[Start DATA EXCERPTS]
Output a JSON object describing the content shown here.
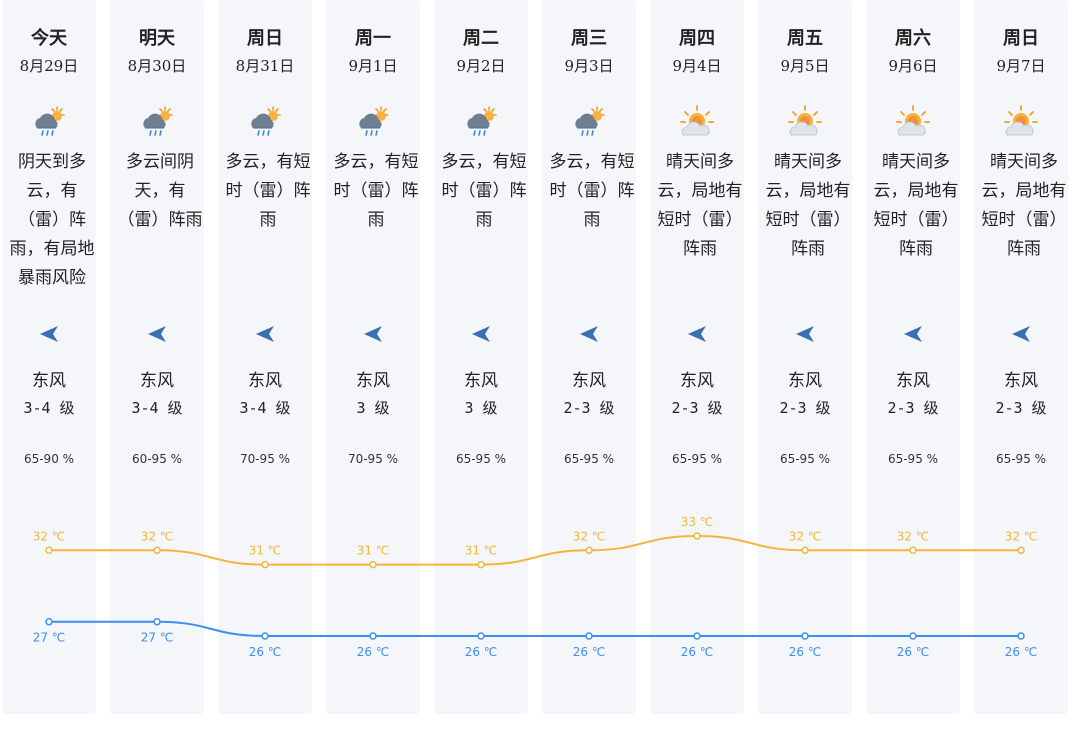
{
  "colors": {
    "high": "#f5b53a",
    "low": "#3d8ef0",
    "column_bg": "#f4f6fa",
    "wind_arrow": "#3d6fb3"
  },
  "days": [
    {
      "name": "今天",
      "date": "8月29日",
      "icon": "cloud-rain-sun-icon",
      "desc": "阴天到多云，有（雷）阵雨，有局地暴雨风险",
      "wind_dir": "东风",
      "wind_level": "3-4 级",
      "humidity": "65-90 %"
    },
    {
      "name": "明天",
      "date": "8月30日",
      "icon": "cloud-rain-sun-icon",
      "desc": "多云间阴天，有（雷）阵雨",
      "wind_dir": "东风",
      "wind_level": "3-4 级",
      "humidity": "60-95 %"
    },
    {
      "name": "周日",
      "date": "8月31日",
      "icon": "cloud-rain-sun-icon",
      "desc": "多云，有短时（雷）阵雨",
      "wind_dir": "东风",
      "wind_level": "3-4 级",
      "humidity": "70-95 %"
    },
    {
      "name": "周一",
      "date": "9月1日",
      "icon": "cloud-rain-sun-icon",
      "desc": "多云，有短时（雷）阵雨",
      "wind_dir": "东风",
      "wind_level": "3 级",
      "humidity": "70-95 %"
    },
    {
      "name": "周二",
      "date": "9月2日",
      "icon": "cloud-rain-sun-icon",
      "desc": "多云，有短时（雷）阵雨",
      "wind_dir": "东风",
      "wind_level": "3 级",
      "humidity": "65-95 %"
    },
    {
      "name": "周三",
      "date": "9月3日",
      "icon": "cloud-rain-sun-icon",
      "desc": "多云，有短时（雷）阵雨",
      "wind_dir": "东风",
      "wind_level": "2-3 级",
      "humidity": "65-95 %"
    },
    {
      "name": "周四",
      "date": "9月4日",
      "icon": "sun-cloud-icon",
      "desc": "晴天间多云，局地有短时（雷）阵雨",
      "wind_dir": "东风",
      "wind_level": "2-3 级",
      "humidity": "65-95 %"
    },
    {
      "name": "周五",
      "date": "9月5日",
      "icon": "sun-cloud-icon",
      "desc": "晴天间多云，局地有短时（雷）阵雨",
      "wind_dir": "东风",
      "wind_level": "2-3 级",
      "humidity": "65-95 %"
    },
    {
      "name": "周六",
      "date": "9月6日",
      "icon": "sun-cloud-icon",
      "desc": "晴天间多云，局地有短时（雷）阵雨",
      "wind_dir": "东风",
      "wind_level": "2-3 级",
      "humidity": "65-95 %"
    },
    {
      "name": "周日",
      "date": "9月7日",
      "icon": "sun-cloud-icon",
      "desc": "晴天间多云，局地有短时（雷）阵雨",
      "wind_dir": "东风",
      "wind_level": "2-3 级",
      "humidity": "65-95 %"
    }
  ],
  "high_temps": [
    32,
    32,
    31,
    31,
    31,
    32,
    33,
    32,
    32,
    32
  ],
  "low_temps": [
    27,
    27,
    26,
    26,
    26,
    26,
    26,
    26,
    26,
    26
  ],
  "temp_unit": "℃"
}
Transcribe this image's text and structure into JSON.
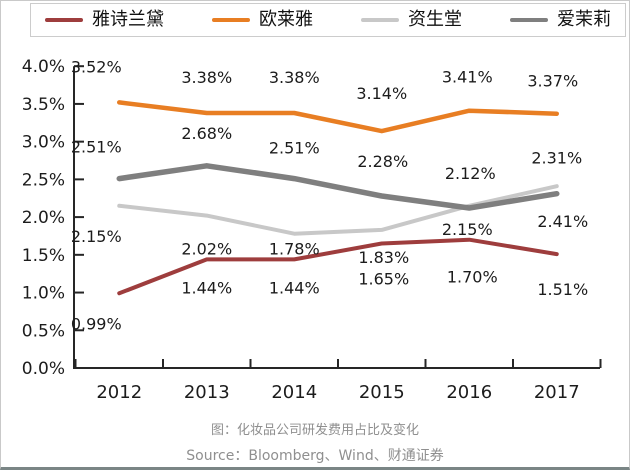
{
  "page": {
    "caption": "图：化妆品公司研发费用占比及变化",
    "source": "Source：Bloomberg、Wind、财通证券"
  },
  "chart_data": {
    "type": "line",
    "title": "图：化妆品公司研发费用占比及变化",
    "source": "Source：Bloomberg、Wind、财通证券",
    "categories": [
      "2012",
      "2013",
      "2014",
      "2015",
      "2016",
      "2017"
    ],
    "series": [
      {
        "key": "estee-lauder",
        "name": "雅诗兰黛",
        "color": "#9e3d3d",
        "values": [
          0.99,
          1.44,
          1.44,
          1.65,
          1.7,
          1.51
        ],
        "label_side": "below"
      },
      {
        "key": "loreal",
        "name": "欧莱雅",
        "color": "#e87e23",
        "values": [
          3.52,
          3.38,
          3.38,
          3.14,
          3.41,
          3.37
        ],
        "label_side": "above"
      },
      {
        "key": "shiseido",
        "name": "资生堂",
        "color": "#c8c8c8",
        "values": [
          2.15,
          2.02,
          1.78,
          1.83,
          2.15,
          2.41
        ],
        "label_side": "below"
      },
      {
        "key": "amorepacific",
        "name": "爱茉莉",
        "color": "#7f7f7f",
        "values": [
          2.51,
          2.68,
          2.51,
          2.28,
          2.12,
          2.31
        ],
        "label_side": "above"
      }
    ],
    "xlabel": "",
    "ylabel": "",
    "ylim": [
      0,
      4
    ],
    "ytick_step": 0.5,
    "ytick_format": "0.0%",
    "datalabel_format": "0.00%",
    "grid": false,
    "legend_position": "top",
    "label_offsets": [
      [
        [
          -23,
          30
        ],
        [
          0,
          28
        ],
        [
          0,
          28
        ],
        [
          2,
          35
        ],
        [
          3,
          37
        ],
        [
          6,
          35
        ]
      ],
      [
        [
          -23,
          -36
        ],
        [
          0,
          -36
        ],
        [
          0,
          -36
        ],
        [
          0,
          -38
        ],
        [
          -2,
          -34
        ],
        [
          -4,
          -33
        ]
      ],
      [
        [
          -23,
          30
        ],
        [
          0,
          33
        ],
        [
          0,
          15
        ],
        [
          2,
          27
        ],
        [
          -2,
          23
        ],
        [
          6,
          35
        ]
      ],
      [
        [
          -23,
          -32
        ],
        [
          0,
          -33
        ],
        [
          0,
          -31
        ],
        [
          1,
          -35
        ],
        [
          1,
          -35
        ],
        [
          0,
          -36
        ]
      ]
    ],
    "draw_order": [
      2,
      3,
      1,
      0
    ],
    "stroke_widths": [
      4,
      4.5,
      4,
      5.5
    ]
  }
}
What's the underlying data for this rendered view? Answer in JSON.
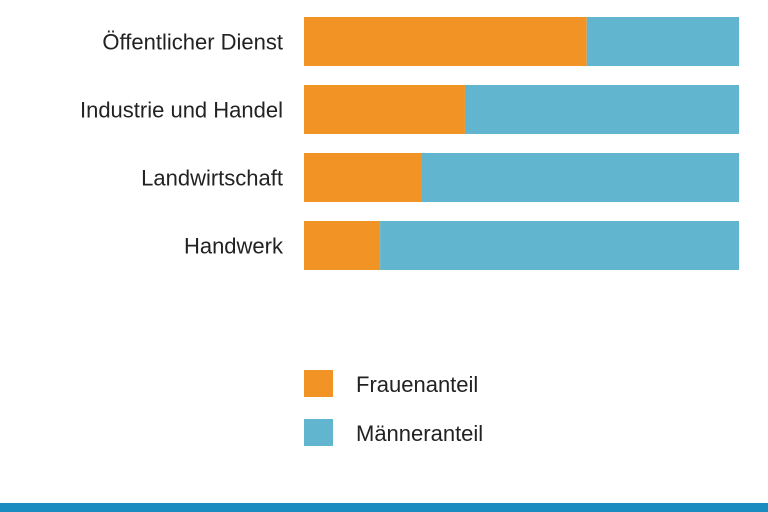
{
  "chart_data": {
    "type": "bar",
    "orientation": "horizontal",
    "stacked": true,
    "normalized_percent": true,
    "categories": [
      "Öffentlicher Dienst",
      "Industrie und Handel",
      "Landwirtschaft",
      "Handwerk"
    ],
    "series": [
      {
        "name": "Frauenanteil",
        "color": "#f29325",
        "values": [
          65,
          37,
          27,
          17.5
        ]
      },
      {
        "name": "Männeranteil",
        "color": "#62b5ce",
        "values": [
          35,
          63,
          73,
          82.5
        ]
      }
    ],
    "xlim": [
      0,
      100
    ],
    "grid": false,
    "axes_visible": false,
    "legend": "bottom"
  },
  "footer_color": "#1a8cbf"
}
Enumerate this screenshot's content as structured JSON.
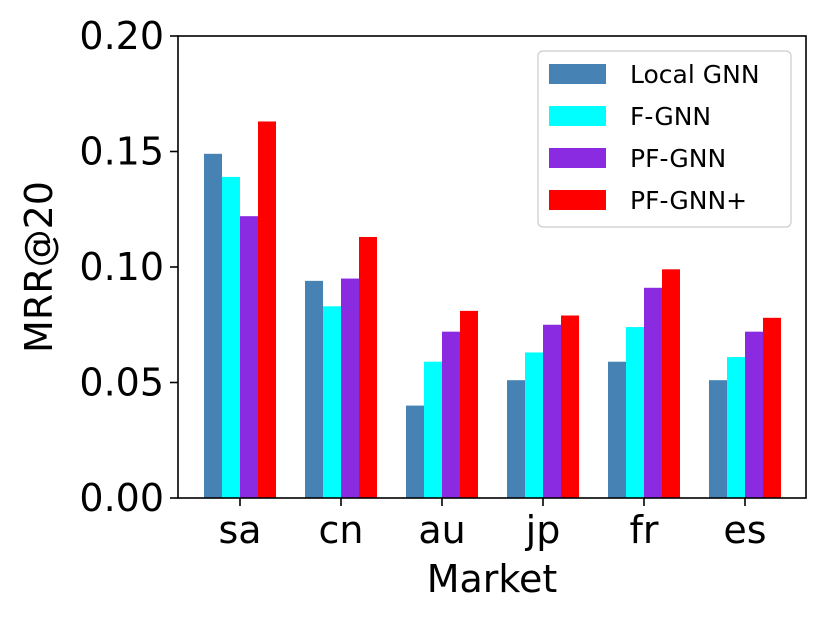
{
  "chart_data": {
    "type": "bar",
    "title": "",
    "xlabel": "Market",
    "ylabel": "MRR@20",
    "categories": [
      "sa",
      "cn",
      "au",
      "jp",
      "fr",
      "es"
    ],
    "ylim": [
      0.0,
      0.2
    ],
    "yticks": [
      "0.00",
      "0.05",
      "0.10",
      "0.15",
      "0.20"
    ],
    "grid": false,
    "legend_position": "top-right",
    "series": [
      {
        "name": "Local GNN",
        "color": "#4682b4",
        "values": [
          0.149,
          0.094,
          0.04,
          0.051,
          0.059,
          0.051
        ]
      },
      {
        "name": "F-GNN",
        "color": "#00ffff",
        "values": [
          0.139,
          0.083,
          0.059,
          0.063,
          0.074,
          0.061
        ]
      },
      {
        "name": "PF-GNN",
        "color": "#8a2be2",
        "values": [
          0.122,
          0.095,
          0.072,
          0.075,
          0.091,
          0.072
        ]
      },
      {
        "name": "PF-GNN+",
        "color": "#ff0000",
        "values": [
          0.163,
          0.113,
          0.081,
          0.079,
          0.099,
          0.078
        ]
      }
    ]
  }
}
[End DATA EXCERPTS]
- [SET EXERCISE]
Locate the word "content" in the entries, and copy every line where it is found.

- [ANSWER IN FULL]
Output a JSON object describing the content shown here.
Enumerate this screenshot's content as structured JSON.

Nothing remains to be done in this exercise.